_SHORT TASK:_ Write the entries below out again exactly; any picture in them stays out.
--- MATERIAL PROVIDED ---
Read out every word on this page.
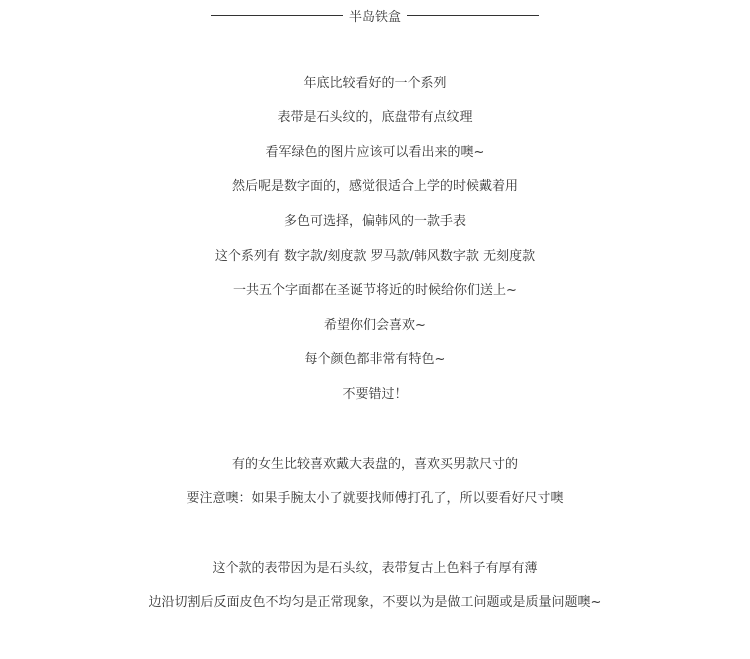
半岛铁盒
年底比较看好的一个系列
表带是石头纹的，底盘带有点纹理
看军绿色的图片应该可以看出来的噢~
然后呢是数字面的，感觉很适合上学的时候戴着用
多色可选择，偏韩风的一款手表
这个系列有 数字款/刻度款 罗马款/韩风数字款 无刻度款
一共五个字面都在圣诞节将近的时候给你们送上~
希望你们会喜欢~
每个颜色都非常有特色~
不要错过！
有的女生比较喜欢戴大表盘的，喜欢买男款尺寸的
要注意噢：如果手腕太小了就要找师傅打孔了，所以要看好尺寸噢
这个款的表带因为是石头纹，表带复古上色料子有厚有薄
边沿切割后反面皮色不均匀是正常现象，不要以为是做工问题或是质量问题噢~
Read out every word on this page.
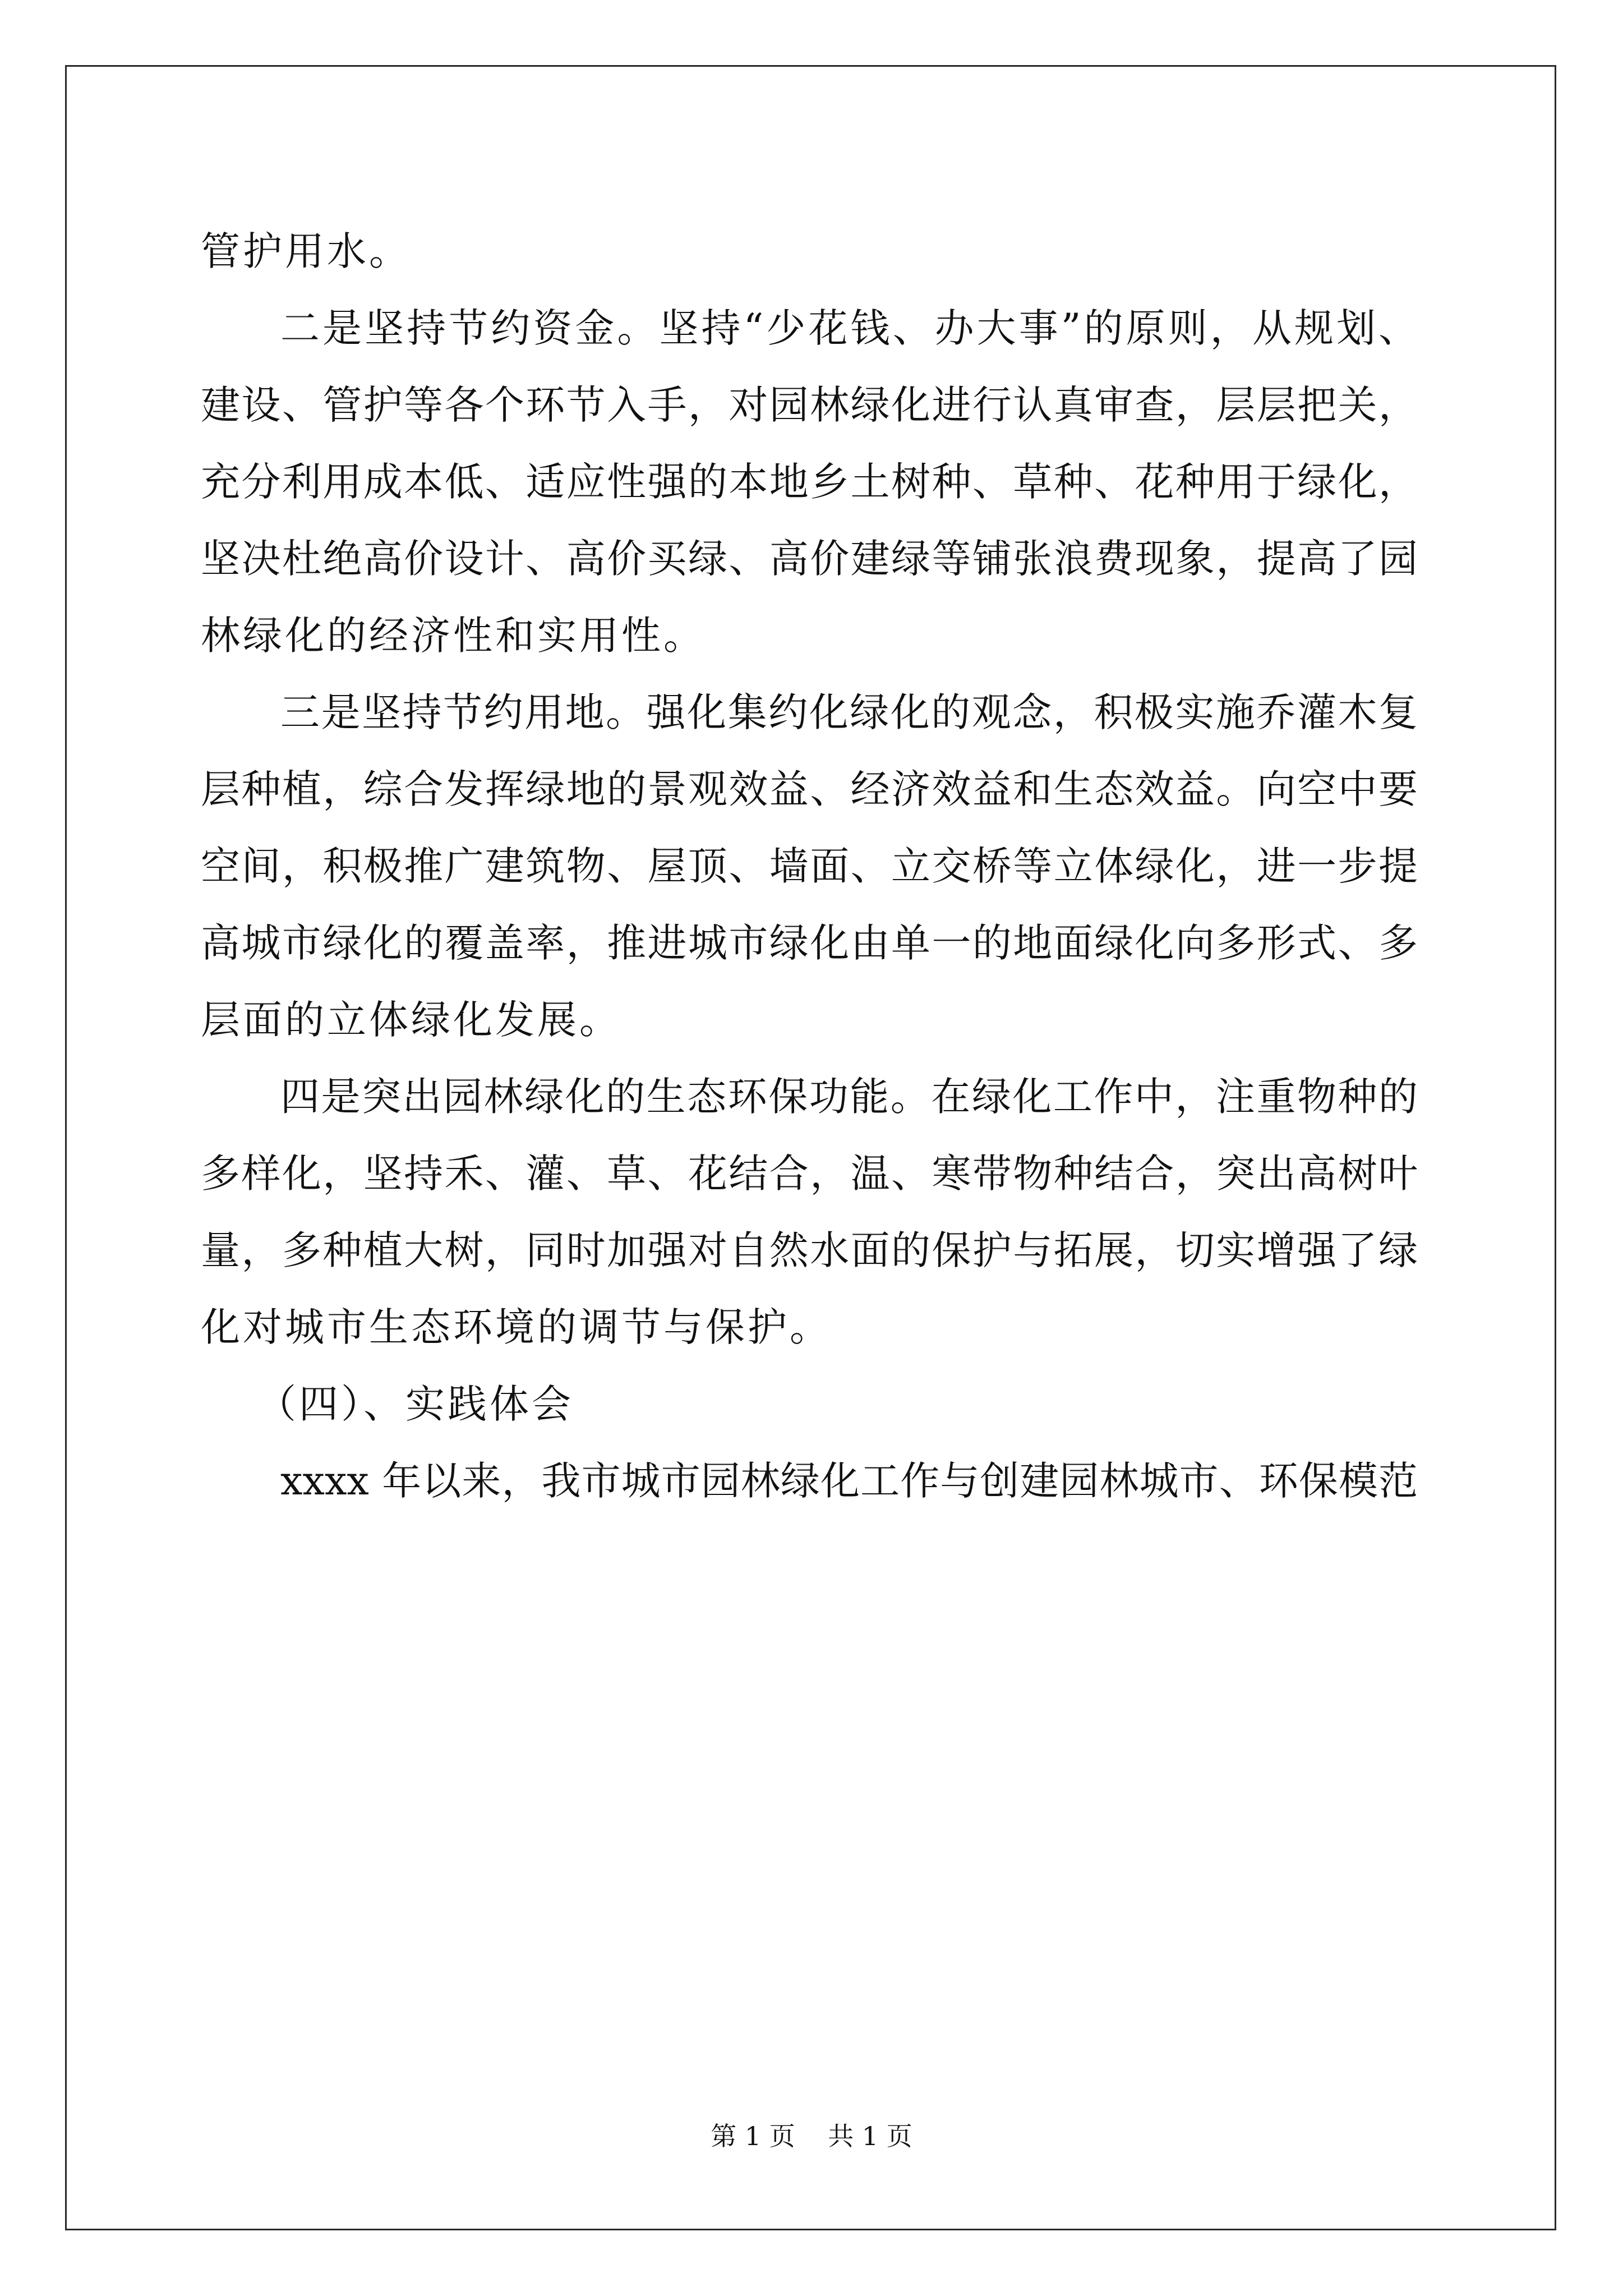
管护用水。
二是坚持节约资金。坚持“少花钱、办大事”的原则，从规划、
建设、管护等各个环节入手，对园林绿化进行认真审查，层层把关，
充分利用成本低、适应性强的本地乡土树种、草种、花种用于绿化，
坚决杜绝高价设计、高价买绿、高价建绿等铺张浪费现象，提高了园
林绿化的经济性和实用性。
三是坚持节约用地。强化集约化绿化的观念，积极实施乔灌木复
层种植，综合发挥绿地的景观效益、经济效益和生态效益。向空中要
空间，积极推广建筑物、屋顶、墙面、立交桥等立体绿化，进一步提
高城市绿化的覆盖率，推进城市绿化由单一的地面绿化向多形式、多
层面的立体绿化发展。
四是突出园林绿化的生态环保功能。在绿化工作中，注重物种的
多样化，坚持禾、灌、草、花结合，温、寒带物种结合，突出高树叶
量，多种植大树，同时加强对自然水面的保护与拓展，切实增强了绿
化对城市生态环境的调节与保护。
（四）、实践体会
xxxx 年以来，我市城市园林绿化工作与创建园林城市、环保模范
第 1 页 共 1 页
---
_TASK RESULT:_
Read out every word on this page.
半岛铁盒
年底比较看好的一个系列
表带是石头纹的，底盘带有点纹理
看军绿色的图片应该可以看出来的噢~
然后呢是数字面的，感觉很适合上学的时候戴着用
多色可选择，偏韩风的一款手表
这个系列有 数字款/刻度款 罗马款/韩风数字款 无刻度款
一共五个字面都在圣诞节将近的时候给你们送上~
希望你们会喜欢~
每个颜色都非常有特色~
不要错过！
有的女生比较喜欢戴大表盘的，喜欢买男款尺寸的
要注意噢：如果手腕太小了就要找师傅打孔了，所以要看好尺寸噢
这个款的表带因为是石头纹，表带复古上色料子有厚有薄
边沿切割后反面皮色不均匀是正常现象，不要以为是做工问题或是质量问题噢~
Read out every word on this page.
管护用水。
二是坚持节约资金。坚持“少花钱、办大事”的原则，从规划、
建设、管护等各个环节入手，对园林绿化进行认真审查，层层把关，
充分利用成本低、适应性强的本地乡土树种、草种、花种用于绿化，
坚决杜绝高价设计、高价买绿、高价建绿等铺张浪费现象，提高了园
林绿化的经济性和实用性。
三是坚持节约用地。强化集约化绿化的观念，积极实施乔灌木复
层种植，综合发挥绿地的景观效益、经济效益和生态效益。向空中要
空间，积极推广建筑物、屋顶、墙面、立交桥等立体绿化，进一步提
高城市绿化的覆盖率，推进城市绿化由单一的地面绿化向多形式、多
层面的立体绿化发展。
四是突出园林绿化的生态环保功能。在绿化工作中，注重物种的
多样化，坚持禾、灌、草、花结合，温、寒带物种结合，突出高树叶
量，多种植大树，同时加强对自然水面的保护与拓展，切实增强了绿
化对城市生态环境的调节与保护。
（四）、实践体会
xxxx 年以来，我市城市园林绿化工作与创建园林城市、环保模范
第 1 页 共 1 页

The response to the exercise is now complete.